Set problem: Identify each line containing the word "with" and copy it.

Records:
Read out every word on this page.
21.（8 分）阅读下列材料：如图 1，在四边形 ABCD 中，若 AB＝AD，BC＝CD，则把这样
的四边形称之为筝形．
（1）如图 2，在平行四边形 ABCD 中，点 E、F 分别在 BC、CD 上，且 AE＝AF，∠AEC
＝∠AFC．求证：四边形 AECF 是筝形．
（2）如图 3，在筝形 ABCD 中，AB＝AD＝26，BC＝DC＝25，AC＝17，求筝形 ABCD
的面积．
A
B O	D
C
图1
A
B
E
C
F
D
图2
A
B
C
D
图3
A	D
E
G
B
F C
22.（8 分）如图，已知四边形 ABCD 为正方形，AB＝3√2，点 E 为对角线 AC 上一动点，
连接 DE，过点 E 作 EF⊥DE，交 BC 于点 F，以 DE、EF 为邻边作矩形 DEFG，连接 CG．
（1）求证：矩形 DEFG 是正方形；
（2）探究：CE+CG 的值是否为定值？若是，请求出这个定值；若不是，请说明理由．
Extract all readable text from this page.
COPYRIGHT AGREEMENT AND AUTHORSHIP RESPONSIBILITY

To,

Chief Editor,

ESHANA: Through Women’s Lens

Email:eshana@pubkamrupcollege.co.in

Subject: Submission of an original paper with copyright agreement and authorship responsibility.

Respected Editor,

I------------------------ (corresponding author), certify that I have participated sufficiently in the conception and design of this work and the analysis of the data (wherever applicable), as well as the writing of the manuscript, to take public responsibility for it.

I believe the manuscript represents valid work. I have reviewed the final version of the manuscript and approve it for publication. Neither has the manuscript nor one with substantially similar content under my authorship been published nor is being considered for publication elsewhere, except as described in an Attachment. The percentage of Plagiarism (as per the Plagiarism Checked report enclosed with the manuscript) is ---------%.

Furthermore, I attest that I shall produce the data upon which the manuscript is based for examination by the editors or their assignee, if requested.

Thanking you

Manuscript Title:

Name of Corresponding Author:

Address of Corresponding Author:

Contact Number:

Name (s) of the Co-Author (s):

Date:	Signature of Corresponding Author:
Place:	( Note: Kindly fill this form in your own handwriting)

Expected answer:
Subject: Submission of an original paper with copyright agreement and authorship responsibility.
I believe the manuscript represents valid work. I have reviewed the final version of the manuscript and approve it for publication. Neither has the manuscript nor one with substantially similar content under my authorship been published nor is being considered for publication elsewhere, except as described in an Attachment. The percentage of Plagiarism (as per the Plagiarism Checked report enclosed with the manuscript) is ---------%.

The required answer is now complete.